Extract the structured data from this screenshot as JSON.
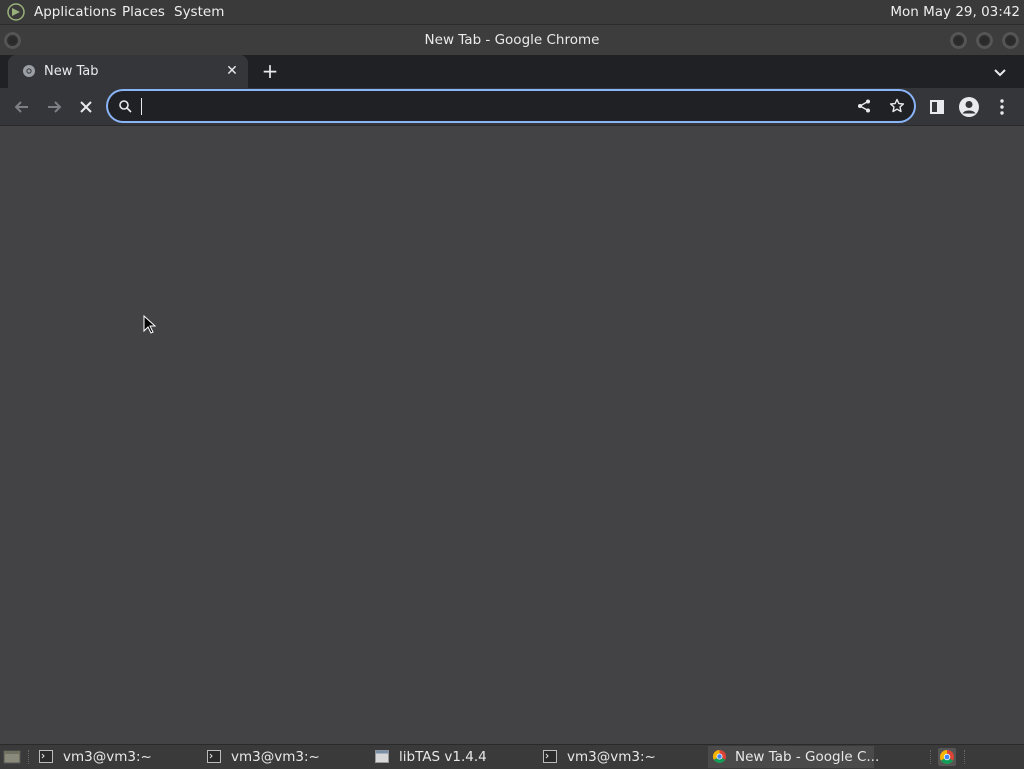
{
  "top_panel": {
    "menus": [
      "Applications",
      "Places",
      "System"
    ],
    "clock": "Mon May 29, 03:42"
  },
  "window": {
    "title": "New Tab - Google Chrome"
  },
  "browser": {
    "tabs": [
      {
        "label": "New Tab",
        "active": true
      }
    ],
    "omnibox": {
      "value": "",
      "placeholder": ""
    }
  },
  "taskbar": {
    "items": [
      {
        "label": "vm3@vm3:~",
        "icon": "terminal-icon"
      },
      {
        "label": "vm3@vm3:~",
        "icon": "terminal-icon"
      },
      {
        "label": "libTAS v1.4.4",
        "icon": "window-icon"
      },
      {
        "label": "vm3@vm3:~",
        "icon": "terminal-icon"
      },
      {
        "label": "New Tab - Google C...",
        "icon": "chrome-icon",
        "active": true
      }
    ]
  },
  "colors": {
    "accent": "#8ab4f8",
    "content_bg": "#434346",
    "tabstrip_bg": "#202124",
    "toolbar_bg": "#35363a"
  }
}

####

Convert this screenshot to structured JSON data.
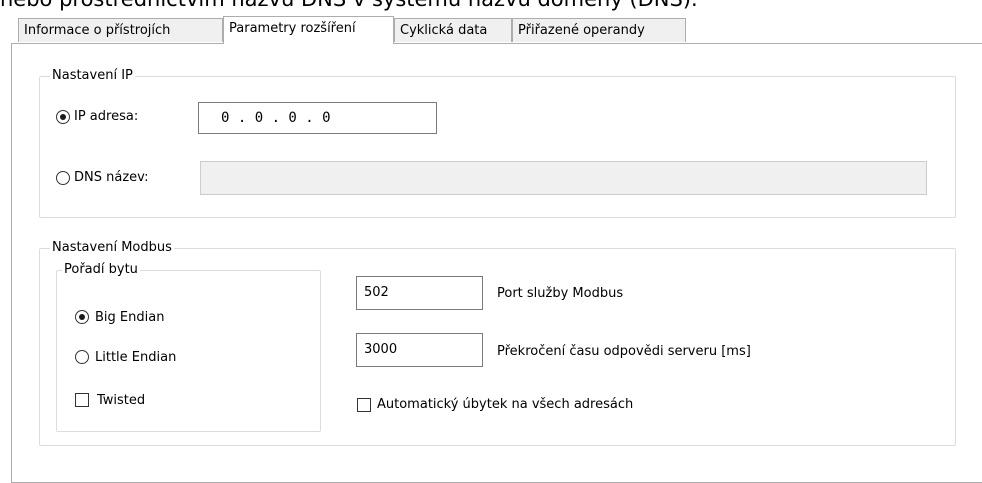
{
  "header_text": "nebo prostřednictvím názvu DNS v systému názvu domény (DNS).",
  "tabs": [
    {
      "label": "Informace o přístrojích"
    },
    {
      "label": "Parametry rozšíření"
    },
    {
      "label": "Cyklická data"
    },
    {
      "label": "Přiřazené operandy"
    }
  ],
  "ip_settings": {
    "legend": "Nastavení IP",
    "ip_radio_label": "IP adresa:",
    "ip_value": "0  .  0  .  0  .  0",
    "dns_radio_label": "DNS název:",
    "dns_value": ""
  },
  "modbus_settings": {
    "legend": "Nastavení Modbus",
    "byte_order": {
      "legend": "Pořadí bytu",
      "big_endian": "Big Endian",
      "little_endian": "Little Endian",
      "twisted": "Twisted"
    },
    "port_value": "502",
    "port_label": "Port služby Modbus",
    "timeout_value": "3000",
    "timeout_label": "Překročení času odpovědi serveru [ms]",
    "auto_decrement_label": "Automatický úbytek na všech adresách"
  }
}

####

# [Instructions to follow]
Check the data for the word "structured" and pull out the lines that have it.

# [Reply]
Extract the structured data from this screenshot as JSON.
Convert this screenshot to structured JSON data.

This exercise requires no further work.